**Exercise goal:** Each record that follows should be repeated exactly, minus any images.

Stored items from a collection:
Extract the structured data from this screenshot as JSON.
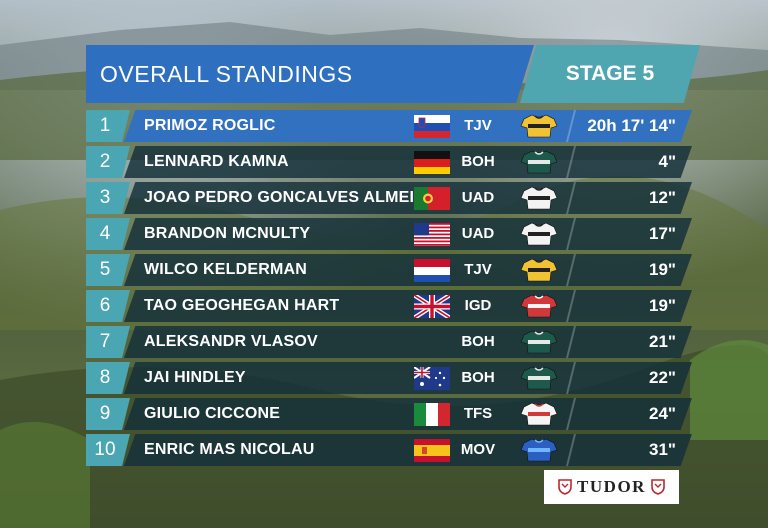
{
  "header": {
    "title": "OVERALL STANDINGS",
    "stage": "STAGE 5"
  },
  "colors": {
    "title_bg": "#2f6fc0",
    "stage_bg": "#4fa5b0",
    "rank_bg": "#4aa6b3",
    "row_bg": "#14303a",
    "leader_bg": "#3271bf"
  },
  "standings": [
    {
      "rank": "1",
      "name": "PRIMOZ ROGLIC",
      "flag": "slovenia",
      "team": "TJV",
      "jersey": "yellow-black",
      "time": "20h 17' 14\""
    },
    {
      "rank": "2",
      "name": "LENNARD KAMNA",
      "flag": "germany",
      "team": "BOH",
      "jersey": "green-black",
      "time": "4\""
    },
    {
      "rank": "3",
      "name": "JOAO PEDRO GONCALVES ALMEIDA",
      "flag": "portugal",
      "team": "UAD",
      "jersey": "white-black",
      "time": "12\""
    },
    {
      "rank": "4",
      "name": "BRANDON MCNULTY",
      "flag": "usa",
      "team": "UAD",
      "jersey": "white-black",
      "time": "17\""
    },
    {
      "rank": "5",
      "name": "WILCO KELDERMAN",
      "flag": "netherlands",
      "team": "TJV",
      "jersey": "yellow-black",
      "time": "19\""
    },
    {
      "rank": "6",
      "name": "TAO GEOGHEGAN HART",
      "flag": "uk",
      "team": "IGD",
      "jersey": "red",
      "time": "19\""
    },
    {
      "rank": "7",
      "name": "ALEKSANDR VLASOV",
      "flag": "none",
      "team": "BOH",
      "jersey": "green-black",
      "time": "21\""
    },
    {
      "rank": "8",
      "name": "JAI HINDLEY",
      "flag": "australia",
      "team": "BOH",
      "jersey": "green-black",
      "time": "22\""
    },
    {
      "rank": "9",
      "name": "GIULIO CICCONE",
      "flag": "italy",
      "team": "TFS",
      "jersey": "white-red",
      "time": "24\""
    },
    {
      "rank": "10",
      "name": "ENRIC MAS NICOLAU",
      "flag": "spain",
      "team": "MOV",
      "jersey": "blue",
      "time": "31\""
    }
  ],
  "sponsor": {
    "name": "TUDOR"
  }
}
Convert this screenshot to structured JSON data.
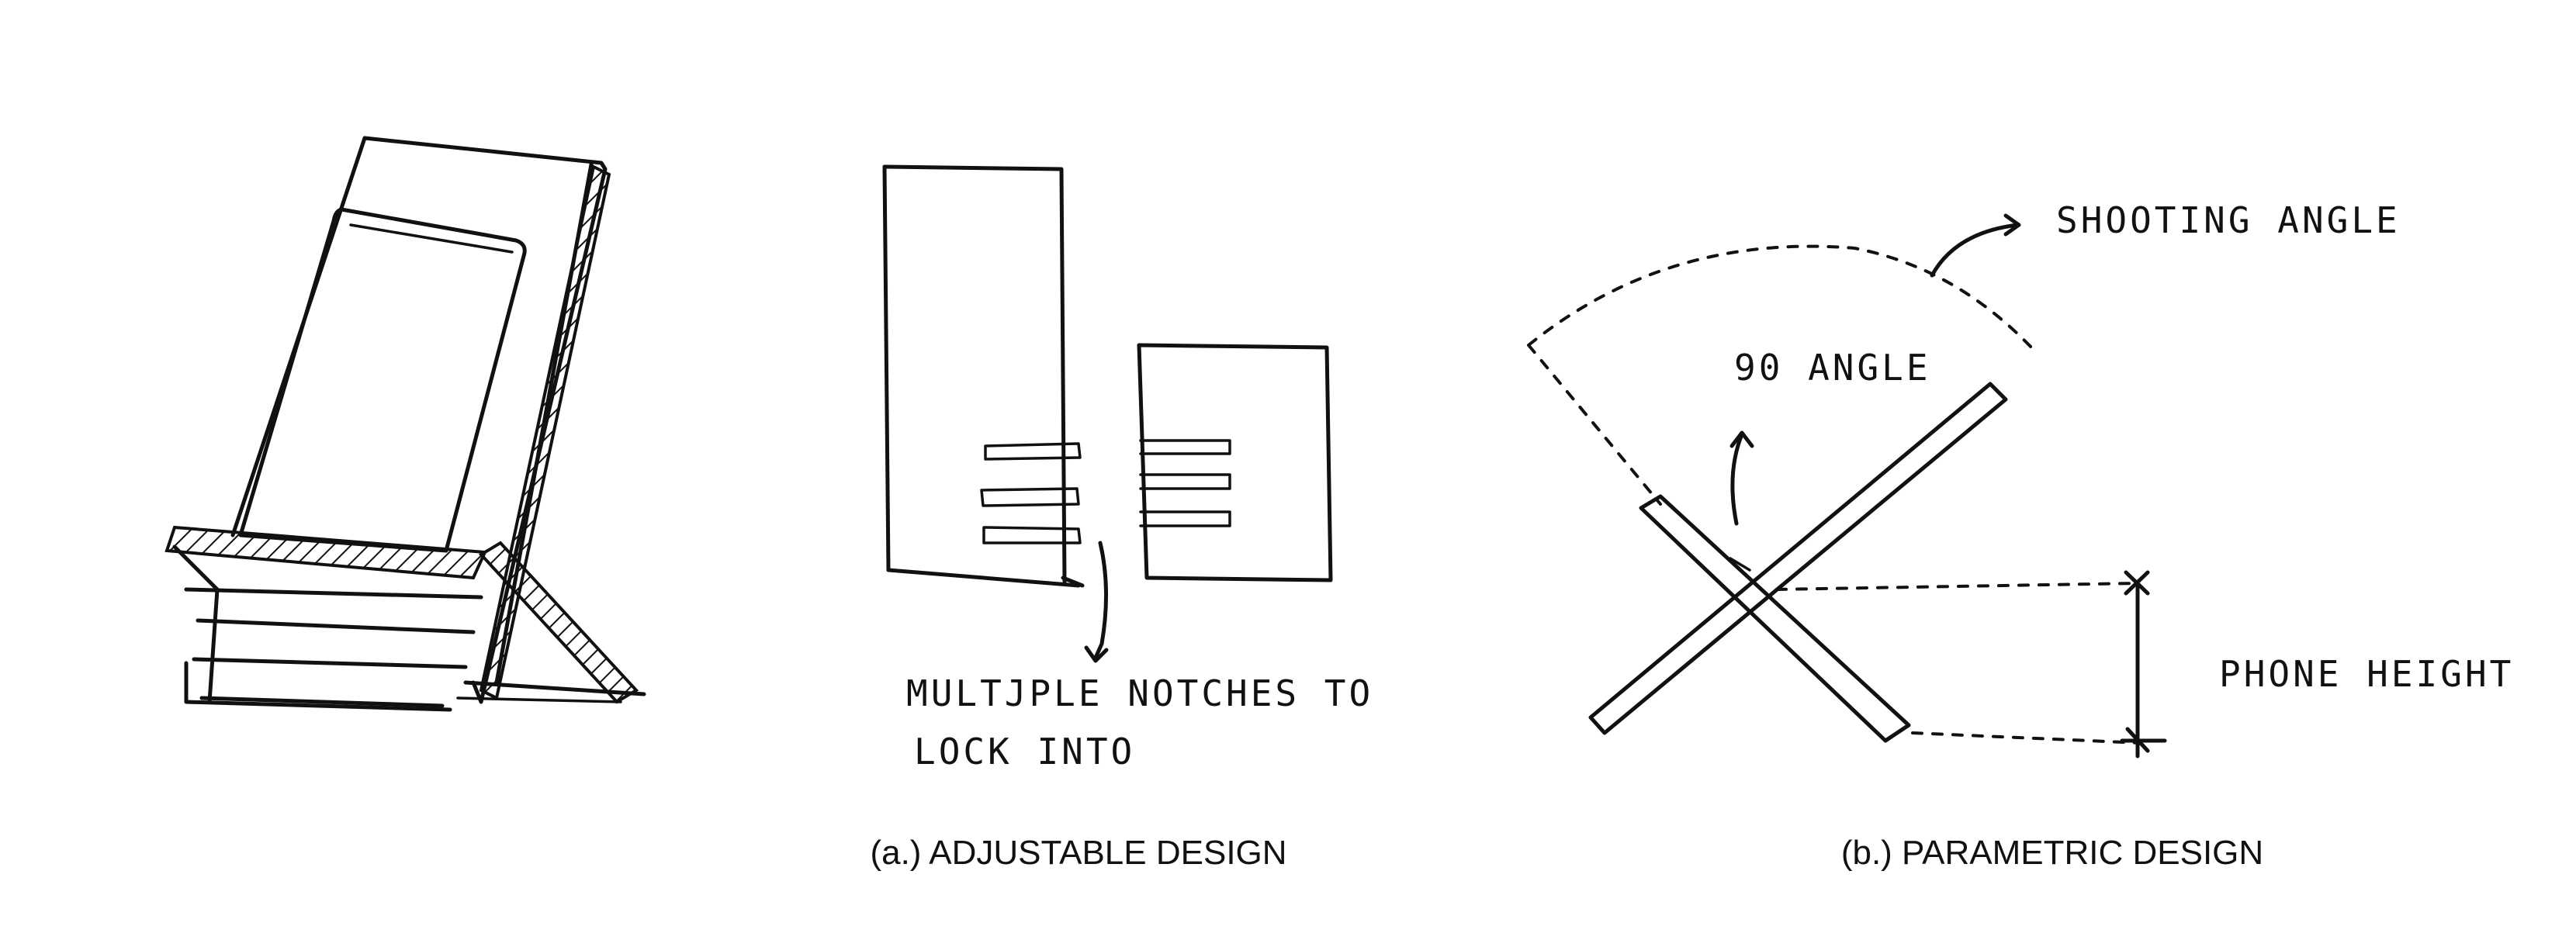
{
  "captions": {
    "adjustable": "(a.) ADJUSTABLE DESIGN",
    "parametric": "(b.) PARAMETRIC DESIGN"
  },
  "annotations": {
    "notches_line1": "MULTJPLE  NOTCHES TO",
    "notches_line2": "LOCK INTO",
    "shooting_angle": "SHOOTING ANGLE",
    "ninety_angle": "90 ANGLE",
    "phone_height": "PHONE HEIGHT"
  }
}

**Result below:**
Extract the structured data from this screenshot as JSON.
{
  "header": {
    "title": "OVERALL STANDINGS",
    "stage": "STAGE 5"
  },
  "colors": {
    "title_bg": "#2f6fc0",
    "stage_bg": "#4fa5b0",
    "rank_bg": "#4aa6b3",
    "row_bg": "#14303a",
    "leader_bg": "#3271bf"
  },
  "standings": [
    {
      "rank": "1",
      "name": "PRIMOZ ROGLIC",
      "flag": "slovenia",
      "team": "TJV",
      "jersey": "yellow-black",
      "time": "20h 17' 14\""
    },
    {
      "rank": "2",
      "name": "LENNARD KAMNA",
      "flag": "germany",
      "team": "BOH",
      "jersey": "green-black",
      "time": "4\""
    },
    {
      "rank": "3",
      "name": "JOAO PEDRO GONCALVES ALMEIDA",
      "flag": "portugal",
      "team": "UAD",
      "jersey": "white-black",
      "time": "12\""
    },
    {
      "rank": "4",
      "name": "BRANDON MCNULTY",
      "flag": "usa",
      "team": "UAD",
      "jersey": "white-black",
      "time": "17\""
    },
    {
      "rank": "5",
      "name": "WILCO KELDERMAN",
      "flag": "netherlands",
      "team": "TJV",
      "jersey": "yellow-black",
      "time": "19\""
    },
    {
      "rank": "6",
      "name": "TAO GEOGHEGAN HART",
      "flag": "uk",
      "team": "IGD",
      "jersey": "red",
      "time": "19\""
    },
    {
      "rank": "7",
      "name": "ALEKSANDR VLASOV",
      "flag": "none",
      "team": "BOH",
      "jersey": "green-black",
      "time": "21\""
    },
    {
      "rank": "8",
      "name": "JAI HINDLEY",
      "flag": "australia",
      "team": "BOH",
      "jersey": "green-black",
      "time": "22\""
    },
    {
      "rank": "9",
      "name": "GIULIO CICCONE",
      "flag": "italy",
      "team": "TFS",
      "jersey": "white-red",
      "time": "24\""
    },
    {
      "rank": "10",
      "name": "ENRIC MAS NICOLAU",
      "flag": "spain",
      "team": "MOV",
      "jersey": "blue",
      "time": "31\""
    }
  ],
  "sponsor": {
    "name": "TUDOR"
  }
}
Convert this screenshot to structured JSON data.
{
  "captions": {
    "adjustable": "(a.) ADJUSTABLE DESIGN",
    "parametric": "(b.) PARAMETRIC DESIGN"
  },
  "annotations": {
    "notches_line1": "MULTJPLE  NOTCHES TO",
    "notches_line2": "LOCK INTO",
    "shooting_angle": "SHOOTING ANGLE",
    "ninety_angle": "90 ANGLE",
    "phone_height": "PHONE HEIGHT"
  }
}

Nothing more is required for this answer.